Job:
Return all lines that include the string "Enfasi".

***** Data extract *****

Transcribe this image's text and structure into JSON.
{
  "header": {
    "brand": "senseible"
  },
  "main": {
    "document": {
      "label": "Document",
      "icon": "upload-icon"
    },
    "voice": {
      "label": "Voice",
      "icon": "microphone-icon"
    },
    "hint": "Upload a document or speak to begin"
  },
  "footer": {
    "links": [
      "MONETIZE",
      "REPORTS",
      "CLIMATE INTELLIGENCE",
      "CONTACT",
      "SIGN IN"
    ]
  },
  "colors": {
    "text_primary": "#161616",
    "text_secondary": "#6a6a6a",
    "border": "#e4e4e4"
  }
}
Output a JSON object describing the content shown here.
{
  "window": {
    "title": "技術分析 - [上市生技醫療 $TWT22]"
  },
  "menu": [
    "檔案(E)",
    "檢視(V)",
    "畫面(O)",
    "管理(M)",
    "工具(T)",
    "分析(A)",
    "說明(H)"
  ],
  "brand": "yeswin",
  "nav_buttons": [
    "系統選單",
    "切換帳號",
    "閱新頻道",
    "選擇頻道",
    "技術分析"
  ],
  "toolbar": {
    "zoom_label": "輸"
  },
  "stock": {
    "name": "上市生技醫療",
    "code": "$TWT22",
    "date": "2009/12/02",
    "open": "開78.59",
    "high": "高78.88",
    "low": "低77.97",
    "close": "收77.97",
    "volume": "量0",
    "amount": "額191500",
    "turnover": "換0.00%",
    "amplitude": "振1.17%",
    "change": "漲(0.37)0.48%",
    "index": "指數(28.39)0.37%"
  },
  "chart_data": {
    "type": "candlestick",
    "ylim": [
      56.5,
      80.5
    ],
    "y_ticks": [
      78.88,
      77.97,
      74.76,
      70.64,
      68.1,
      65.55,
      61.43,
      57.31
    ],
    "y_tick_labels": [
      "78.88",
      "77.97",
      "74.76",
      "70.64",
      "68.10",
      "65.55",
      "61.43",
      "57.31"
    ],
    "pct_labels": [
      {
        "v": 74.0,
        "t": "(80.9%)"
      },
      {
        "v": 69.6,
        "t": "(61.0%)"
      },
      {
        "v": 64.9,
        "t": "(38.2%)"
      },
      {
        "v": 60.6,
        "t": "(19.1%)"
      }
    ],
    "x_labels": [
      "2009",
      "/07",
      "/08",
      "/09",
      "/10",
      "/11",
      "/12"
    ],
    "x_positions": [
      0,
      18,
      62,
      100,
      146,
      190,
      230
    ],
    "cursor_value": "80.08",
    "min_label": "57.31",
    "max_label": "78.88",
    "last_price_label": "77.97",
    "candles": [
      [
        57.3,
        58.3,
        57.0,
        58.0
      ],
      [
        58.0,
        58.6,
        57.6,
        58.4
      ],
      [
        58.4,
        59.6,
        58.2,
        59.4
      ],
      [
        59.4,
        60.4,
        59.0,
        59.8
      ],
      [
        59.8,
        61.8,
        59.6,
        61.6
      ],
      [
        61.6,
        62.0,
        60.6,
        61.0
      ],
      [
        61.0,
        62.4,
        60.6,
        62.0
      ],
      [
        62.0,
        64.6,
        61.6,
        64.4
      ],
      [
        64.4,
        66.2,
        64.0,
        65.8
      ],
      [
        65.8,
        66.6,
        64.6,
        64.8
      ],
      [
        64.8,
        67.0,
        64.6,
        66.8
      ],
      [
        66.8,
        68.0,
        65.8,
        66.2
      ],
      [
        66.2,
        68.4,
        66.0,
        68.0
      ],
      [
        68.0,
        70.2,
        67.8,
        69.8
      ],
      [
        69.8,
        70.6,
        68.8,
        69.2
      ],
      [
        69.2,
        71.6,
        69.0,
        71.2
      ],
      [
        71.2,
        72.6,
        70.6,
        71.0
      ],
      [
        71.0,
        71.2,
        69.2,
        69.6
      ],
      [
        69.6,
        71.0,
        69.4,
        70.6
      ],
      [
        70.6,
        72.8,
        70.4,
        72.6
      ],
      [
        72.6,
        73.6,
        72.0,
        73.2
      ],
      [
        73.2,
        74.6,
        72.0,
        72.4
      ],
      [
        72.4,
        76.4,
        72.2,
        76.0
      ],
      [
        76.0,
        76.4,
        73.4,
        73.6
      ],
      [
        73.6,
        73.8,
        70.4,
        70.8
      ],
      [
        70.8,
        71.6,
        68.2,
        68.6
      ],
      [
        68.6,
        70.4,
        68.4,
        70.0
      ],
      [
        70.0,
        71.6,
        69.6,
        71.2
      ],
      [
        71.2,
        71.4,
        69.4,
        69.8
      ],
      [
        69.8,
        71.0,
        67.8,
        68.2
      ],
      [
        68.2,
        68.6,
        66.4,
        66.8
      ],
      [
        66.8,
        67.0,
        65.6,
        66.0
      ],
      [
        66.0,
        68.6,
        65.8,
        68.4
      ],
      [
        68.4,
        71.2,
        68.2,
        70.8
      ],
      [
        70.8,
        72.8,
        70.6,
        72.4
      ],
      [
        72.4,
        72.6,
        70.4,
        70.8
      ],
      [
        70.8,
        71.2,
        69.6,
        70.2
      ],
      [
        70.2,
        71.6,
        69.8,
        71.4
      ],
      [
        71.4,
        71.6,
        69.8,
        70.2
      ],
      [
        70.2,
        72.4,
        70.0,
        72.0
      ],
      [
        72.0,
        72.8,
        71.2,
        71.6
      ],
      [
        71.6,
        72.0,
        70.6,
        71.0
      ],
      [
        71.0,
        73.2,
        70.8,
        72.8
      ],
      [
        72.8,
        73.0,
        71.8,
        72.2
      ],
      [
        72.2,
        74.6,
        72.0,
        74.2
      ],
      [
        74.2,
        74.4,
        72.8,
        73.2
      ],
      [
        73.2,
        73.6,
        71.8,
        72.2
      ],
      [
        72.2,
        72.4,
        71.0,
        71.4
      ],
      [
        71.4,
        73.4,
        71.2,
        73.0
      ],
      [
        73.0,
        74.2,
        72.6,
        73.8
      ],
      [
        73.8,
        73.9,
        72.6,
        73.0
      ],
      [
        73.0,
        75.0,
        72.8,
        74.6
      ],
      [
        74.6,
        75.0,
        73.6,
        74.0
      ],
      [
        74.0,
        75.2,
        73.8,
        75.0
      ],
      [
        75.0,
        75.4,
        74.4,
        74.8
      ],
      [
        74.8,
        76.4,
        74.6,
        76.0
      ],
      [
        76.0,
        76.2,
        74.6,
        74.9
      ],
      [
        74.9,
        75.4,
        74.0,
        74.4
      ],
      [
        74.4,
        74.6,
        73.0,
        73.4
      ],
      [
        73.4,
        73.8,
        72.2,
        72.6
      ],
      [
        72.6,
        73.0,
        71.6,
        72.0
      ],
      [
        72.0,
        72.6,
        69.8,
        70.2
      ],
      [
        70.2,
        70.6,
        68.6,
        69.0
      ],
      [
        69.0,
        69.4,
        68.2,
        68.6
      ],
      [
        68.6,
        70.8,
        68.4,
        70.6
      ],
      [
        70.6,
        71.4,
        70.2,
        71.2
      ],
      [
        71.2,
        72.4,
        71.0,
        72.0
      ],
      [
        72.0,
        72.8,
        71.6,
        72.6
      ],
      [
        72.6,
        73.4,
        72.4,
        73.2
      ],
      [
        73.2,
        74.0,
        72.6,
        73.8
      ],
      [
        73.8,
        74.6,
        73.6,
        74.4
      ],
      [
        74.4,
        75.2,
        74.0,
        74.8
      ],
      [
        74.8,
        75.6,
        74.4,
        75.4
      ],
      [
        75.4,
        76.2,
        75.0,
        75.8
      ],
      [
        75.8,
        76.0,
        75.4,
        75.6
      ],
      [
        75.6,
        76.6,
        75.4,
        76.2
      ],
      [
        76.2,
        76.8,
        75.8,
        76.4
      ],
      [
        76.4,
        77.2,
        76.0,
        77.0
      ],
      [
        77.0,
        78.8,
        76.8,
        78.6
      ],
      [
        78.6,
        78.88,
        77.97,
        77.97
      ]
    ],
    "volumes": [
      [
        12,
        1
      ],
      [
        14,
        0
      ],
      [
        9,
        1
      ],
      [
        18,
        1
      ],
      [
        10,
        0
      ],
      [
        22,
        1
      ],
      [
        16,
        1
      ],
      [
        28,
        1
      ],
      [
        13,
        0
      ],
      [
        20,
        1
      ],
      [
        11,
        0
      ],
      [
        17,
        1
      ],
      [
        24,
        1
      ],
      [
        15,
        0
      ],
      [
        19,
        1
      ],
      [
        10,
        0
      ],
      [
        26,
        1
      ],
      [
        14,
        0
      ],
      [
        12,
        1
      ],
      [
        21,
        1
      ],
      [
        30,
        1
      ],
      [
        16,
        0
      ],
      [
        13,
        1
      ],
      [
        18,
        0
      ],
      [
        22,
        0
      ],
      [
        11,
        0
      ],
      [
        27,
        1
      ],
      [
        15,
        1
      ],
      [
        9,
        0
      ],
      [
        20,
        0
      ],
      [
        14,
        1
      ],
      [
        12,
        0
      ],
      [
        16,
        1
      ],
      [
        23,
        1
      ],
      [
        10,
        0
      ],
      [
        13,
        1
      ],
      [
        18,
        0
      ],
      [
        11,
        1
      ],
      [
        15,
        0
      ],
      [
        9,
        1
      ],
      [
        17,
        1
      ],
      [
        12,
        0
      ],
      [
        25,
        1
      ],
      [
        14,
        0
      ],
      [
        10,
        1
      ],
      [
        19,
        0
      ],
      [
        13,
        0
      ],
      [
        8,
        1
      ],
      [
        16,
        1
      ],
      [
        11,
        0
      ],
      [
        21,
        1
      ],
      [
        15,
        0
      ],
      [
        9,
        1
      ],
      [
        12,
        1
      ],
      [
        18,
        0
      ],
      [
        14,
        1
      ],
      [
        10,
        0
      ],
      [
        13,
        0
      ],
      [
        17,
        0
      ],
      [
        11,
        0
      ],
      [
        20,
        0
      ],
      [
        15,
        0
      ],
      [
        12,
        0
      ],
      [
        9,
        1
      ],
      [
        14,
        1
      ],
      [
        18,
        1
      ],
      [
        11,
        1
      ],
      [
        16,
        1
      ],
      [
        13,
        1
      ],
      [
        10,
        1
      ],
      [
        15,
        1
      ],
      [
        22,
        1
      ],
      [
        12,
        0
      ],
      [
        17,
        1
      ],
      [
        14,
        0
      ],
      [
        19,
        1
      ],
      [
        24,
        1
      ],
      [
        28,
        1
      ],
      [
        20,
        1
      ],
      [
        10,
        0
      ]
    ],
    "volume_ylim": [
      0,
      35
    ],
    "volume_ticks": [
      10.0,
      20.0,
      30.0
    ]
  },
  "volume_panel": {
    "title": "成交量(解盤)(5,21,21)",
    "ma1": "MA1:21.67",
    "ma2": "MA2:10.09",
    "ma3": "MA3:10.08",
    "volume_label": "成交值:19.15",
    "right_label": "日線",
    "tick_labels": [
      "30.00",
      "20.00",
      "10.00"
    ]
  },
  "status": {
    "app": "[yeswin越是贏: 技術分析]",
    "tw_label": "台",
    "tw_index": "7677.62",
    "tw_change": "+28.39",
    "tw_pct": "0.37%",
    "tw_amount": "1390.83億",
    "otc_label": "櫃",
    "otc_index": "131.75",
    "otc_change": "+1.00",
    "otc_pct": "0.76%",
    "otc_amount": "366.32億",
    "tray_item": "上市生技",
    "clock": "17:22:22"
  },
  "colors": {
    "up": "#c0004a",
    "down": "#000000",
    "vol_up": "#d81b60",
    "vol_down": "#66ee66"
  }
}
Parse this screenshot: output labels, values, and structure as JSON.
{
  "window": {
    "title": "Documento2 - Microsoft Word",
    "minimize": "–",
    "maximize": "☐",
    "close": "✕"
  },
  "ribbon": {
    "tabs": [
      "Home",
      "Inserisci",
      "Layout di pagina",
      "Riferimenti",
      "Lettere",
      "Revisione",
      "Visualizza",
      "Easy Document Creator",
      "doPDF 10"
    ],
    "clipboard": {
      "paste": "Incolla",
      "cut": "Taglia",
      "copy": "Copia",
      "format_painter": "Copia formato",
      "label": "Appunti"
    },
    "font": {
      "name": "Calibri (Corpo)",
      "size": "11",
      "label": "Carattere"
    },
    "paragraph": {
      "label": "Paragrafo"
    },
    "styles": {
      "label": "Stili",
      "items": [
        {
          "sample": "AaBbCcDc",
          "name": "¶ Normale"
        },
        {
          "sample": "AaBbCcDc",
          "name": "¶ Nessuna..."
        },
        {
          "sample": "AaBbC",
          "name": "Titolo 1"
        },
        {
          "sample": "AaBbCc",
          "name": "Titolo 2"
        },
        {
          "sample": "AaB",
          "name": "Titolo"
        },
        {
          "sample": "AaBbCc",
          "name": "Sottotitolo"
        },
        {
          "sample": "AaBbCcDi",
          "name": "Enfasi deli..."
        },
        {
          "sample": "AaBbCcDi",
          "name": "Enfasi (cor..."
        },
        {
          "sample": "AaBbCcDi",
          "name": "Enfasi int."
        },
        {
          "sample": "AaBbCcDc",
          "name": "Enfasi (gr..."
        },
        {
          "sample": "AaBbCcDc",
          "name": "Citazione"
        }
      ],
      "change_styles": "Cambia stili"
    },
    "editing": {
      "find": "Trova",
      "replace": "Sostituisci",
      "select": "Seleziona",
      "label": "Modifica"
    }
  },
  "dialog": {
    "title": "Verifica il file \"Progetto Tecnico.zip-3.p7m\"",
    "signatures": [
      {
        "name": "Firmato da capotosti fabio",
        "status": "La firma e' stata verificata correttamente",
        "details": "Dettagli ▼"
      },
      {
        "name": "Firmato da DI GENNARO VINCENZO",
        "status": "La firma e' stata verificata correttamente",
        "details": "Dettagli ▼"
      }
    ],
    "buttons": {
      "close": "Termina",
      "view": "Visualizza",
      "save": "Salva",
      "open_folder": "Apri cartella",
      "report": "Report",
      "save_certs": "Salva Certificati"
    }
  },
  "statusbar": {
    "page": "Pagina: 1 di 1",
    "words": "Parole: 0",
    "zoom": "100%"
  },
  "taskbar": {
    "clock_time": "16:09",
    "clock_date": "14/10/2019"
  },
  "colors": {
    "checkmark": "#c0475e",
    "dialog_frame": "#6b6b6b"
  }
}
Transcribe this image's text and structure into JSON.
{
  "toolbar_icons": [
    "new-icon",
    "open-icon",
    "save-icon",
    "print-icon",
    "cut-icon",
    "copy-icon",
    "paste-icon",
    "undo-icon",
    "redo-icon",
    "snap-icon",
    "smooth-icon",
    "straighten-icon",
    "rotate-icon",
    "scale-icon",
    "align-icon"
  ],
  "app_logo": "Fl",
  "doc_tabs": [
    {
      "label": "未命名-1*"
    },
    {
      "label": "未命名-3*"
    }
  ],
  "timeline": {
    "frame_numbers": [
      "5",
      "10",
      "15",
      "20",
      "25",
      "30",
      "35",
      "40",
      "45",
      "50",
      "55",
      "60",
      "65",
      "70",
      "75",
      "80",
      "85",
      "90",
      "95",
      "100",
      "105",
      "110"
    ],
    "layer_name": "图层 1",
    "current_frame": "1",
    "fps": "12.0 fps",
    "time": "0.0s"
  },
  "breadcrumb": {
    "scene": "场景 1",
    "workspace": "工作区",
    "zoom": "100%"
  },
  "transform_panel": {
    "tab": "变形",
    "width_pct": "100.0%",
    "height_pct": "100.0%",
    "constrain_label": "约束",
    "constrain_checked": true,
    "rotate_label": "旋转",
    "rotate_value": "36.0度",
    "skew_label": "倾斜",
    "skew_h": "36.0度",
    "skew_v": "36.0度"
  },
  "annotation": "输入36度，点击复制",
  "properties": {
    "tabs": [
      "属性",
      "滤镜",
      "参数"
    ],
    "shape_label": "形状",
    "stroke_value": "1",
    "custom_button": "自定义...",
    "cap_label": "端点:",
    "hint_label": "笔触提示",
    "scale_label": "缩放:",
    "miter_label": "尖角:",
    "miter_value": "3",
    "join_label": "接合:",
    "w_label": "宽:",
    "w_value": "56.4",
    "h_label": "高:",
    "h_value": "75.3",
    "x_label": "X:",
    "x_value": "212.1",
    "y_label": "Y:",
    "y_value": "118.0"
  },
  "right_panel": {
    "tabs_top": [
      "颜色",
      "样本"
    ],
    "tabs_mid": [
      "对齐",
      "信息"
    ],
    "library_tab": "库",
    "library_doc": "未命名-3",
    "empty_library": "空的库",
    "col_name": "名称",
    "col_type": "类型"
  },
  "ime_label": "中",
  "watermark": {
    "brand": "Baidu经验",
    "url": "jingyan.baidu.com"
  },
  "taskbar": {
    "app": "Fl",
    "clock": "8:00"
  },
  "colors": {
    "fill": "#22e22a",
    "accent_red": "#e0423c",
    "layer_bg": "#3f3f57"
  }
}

*****

Written answer:
          "name": "Enfasi deli..."
          "name": "Enfasi (cor..."
          "name": "Enfasi int."
          "name": "Enfasi (gr..."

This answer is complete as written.